| REQUIRED WORK |
Transcribe all the entries word for word, omitting any pictures they contain.

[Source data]
----------

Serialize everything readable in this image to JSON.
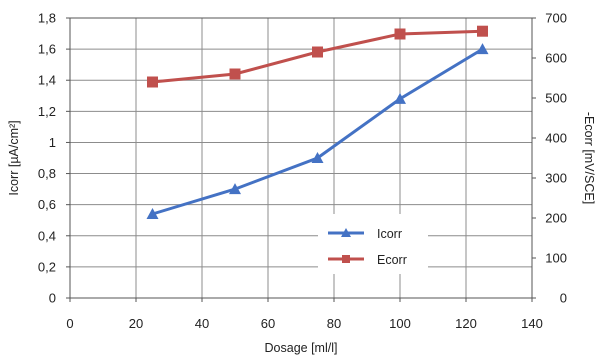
{
  "chart_data": {
    "type": "line",
    "title": "",
    "xlabel": "Dosage [ml/l]",
    "ylabel": "Icorr [µA/cm²]",
    "y2label": "-Ecorr [mV/SCE]",
    "xlim": [
      0,
      140
    ],
    "ylim": [
      0,
      1.8
    ],
    "y2lim": [
      0,
      700
    ],
    "x_ticks": [
      0,
      20,
      40,
      60,
      80,
      100,
      120,
      140
    ],
    "x_tick_labels": [
      "0",
      "20",
      "40",
      "60",
      "80",
      "100",
      "120",
      "140"
    ],
    "y_ticks": [
      0,
      0.2,
      0.4,
      0.6,
      0.8,
      1,
      1.2,
      1.4,
      1.6,
      1.8
    ],
    "y_tick_labels": [
      "0",
      "0,2",
      "0,4",
      "0,6",
      "0,8",
      "1",
      "1,2",
      "1,4",
      "1,6",
      "1,8"
    ],
    "y2_ticks": [
      0,
      100,
      200,
      300,
      400,
      500,
      600,
      700
    ],
    "y2_tick_labels": [
      "0",
      "100",
      "200",
      "300",
      "400",
      "500",
      "600",
      "700"
    ],
    "grid": true,
    "legend_position": "center-right",
    "series": [
      {
        "name": "Icorr",
        "axis": "left",
        "marker": "triangle",
        "color": "#4472C4",
        "x": [
          25,
          50,
          75,
          100,
          125
        ],
        "y": [
          0.54,
          0.7,
          0.9,
          1.28,
          1.6
        ]
      },
      {
        "name": "Ecorr",
        "axis": "right",
        "marker": "square",
        "color": "#C0504D",
        "x": [
          25,
          50,
          75,
          100,
          125
        ],
        "y": [
          540,
          560,
          615,
          660,
          667
        ]
      }
    ]
  }
}
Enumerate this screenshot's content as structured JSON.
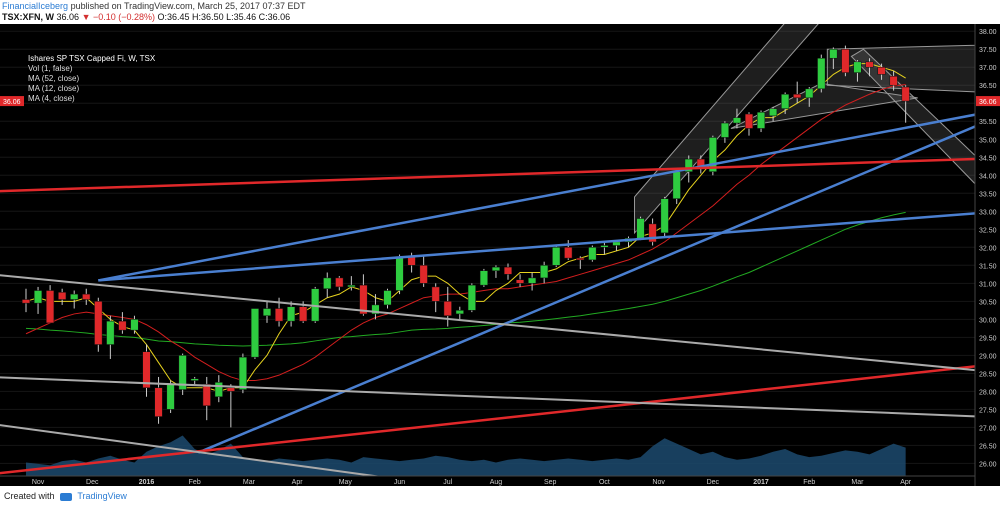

----------

| TASK RESPONSE |
Serialize everything readable in this image to JSON.
{
  "chart_data": {
    "type": "line",
    "title": "",
    "xlabel": "Dosage [ml/l]",
    "ylabel": "Icorr [µA/cm²]",
    "y2label": "-Ecorr [mV/SCE]",
    "xlim": [
      0,
      140
    ],
    "ylim": [
      0,
      1.8
    ],
    "y2lim": [
      0,
      700
    ],
    "x_ticks": [
      0,
      20,
      40,
      60,
      80,
      100,
      120,
      140
    ],
    "x_tick_labels": [
      "0",
      "20",
      "40",
      "60",
      "80",
      "100",
      "120",
      "140"
    ],
    "y_ticks": [
      0,
      0.2,
      0.4,
      0.6,
      0.8,
      1,
      1.2,
      1.4,
      1.6,
      1.8
    ],
    "y_tick_labels": [
      "0",
      "0,2",
      "0,4",
      "0,6",
      "0,8",
      "1",
      "1,2",
      "1,4",
      "1,6",
      "1,8"
    ],
    "y2_ticks": [
      0,
      100,
      200,
      300,
      400,
      500,
      600,
      700
    ],
    "y2_tick_labels": [
      "0",
      "100",
      "200",
      "300",
      "400",
      "500",
      "600",
      "700"
    ],
    "grid": true,
    "legend_position": "center-right",
    "series": [
      {
        "name": "Icorr",
        "axis": "left",
        "marker": "triangle",
        "color": "#4472C4",
        "x": [
          25,
          50,
          75,
          100,
          125
        ],
        "y": [
          0.54,
          0.7,
          0.9,
          1.28,
          1.6
        ]
      },
      {
        "name": "Ecorr",
        "axis": "right",
        "marker": "square",
        "color": "#C0504D",
        "x": [
          25,
          50,
          75,
          100,
          125
        ],
        "y": [
          540,
          560,
          615,
          660,
          667
        ]
      }
    ]
  }
}
Enumerate this screenshot's content as structured JSON.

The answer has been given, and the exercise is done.